[Stored items]
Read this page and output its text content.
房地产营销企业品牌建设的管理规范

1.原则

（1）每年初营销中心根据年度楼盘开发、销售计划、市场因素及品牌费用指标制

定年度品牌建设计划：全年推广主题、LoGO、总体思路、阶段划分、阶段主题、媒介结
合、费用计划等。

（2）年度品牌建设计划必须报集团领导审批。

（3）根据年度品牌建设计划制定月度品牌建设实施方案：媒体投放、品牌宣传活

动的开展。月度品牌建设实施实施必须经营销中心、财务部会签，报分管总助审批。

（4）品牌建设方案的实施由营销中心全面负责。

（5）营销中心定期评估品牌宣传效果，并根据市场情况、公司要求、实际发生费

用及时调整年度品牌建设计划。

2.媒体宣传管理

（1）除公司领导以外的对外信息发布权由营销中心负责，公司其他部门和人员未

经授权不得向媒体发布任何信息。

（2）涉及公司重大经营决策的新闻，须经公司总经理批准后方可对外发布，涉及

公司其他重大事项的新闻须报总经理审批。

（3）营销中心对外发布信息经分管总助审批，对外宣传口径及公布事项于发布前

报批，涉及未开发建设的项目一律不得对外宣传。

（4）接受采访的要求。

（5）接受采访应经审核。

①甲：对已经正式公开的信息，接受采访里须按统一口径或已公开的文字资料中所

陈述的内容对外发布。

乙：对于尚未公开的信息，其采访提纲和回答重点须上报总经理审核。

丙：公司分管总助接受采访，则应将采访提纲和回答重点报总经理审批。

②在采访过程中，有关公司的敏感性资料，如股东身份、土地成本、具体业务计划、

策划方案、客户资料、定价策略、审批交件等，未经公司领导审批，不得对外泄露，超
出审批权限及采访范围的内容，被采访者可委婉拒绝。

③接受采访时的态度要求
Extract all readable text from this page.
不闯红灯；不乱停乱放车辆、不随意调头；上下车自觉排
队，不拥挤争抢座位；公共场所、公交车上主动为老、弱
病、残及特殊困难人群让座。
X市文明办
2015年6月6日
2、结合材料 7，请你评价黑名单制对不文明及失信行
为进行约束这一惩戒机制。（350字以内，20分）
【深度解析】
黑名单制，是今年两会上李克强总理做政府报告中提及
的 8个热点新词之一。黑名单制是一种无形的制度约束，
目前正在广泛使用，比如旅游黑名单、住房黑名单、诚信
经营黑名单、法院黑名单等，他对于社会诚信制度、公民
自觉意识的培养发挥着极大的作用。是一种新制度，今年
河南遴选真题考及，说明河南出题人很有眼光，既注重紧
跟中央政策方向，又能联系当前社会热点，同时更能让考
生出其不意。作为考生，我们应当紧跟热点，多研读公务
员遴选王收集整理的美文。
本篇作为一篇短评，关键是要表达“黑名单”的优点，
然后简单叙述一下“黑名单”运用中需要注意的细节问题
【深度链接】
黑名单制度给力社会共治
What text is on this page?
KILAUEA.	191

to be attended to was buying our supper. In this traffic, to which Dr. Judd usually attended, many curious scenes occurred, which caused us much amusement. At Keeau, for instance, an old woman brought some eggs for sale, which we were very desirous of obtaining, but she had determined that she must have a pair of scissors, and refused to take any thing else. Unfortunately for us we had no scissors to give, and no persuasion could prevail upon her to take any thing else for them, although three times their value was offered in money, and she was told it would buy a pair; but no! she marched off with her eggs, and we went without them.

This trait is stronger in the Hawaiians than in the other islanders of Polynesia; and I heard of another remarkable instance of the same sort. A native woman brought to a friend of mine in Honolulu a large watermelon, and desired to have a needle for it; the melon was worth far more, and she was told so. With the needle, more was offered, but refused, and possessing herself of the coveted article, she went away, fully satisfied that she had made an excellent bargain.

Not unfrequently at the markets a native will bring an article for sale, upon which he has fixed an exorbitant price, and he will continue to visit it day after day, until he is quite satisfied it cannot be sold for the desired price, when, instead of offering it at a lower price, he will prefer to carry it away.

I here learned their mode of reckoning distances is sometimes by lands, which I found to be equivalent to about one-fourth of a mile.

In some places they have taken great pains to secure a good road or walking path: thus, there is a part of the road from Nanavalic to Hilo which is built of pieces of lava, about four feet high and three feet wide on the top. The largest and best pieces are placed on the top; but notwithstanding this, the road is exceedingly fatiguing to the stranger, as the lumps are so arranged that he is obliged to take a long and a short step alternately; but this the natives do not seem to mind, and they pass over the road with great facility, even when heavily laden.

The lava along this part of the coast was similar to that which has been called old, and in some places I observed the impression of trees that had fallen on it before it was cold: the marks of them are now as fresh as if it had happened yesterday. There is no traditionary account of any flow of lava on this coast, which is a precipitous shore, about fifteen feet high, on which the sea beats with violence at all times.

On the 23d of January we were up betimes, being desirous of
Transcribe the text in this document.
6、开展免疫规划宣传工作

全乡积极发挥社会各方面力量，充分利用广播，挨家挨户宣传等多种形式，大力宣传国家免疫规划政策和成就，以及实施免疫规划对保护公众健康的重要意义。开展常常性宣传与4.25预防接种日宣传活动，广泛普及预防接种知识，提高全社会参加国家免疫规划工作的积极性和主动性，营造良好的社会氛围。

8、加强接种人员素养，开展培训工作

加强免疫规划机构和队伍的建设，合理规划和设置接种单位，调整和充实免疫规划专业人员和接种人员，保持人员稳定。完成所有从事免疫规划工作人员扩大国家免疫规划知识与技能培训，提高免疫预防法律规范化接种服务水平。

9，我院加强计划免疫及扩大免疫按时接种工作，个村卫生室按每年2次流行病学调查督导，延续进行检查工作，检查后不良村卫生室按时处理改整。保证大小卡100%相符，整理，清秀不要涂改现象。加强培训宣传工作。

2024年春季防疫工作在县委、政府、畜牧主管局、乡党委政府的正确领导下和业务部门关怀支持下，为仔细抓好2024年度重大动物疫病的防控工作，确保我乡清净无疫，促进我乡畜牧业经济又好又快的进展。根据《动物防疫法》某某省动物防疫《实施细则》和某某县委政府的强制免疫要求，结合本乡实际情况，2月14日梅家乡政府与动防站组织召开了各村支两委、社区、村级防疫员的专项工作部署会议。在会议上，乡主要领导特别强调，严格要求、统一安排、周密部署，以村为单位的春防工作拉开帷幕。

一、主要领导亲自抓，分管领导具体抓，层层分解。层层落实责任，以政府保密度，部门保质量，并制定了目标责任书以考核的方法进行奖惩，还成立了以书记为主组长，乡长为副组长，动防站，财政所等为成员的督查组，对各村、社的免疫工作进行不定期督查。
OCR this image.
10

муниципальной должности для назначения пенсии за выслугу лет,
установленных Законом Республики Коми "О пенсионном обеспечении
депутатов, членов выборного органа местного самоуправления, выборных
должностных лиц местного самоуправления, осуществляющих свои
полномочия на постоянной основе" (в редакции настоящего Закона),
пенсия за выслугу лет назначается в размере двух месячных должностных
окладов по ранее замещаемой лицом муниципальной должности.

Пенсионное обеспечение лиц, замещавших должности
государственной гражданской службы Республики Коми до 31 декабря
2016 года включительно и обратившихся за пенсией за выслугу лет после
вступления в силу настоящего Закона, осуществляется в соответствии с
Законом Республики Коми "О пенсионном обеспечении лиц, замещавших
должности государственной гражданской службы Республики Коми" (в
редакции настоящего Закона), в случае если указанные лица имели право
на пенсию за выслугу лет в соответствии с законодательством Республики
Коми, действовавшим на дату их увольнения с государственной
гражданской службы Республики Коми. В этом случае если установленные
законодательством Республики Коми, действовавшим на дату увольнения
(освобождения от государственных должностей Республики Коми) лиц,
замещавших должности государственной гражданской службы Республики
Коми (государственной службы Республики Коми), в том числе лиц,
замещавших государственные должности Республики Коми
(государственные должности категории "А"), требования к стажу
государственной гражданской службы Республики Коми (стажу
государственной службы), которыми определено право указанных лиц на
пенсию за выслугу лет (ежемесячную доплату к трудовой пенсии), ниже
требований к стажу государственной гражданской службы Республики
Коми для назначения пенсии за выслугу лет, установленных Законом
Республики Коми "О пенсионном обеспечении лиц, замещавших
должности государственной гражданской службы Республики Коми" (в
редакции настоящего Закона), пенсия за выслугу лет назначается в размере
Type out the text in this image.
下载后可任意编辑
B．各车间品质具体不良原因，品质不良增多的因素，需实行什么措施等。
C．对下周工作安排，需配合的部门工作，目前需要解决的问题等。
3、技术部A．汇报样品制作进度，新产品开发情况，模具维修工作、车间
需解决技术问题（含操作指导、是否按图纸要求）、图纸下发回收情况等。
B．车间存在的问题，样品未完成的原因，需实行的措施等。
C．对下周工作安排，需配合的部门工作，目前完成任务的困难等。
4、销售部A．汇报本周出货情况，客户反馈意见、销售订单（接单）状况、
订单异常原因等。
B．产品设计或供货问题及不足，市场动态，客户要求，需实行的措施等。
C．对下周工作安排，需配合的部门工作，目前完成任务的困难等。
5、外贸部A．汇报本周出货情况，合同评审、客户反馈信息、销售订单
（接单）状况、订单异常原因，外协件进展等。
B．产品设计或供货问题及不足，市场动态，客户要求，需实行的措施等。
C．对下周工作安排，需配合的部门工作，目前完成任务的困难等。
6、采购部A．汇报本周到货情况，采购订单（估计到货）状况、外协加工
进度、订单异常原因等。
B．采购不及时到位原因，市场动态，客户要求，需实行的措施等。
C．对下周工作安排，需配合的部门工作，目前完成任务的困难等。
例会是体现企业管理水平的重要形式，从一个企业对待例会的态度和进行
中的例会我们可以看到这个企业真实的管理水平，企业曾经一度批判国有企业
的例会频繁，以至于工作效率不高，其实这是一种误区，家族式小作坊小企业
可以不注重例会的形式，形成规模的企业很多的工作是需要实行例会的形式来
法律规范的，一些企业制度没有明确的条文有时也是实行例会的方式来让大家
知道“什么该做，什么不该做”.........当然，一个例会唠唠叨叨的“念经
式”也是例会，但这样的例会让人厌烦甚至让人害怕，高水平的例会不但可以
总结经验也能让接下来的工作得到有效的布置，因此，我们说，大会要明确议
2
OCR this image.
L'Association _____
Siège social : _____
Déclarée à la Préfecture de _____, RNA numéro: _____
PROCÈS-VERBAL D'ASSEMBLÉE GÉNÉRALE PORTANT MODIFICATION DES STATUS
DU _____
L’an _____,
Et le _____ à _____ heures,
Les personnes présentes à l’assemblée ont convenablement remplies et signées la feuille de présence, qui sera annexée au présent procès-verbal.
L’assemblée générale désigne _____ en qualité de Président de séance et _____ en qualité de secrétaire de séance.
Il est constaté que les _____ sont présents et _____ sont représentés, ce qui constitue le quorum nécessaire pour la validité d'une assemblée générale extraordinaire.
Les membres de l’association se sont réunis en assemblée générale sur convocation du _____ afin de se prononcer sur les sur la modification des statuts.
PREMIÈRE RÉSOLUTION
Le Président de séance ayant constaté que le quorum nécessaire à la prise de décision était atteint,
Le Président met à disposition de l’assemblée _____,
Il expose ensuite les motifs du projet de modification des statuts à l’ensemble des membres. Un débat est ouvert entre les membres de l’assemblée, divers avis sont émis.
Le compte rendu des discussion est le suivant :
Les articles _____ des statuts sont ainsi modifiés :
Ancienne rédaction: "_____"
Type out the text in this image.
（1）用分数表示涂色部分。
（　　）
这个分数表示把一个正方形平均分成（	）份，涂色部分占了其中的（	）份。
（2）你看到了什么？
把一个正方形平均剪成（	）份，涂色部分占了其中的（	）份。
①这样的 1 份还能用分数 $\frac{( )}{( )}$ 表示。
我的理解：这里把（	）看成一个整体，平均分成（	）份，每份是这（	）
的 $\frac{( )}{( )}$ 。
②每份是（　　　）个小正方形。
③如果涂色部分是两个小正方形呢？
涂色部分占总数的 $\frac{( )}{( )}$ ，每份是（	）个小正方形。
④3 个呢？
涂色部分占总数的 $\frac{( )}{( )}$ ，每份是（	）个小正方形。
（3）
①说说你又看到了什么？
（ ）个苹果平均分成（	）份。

| REQUIREMENTS |
Filter the data, keeping only the lines that contain "constaté".

| FINISHED EXERCISE |
Il est constaté que les _____ sont présents et _____ sont représentés, ce qui constitue le quorum nécessaire pour la validité d'une assemblée générale extraordinaire.
Le Président de séance ayant constaté que le quorum nécessaire à la prise de décision était atteint,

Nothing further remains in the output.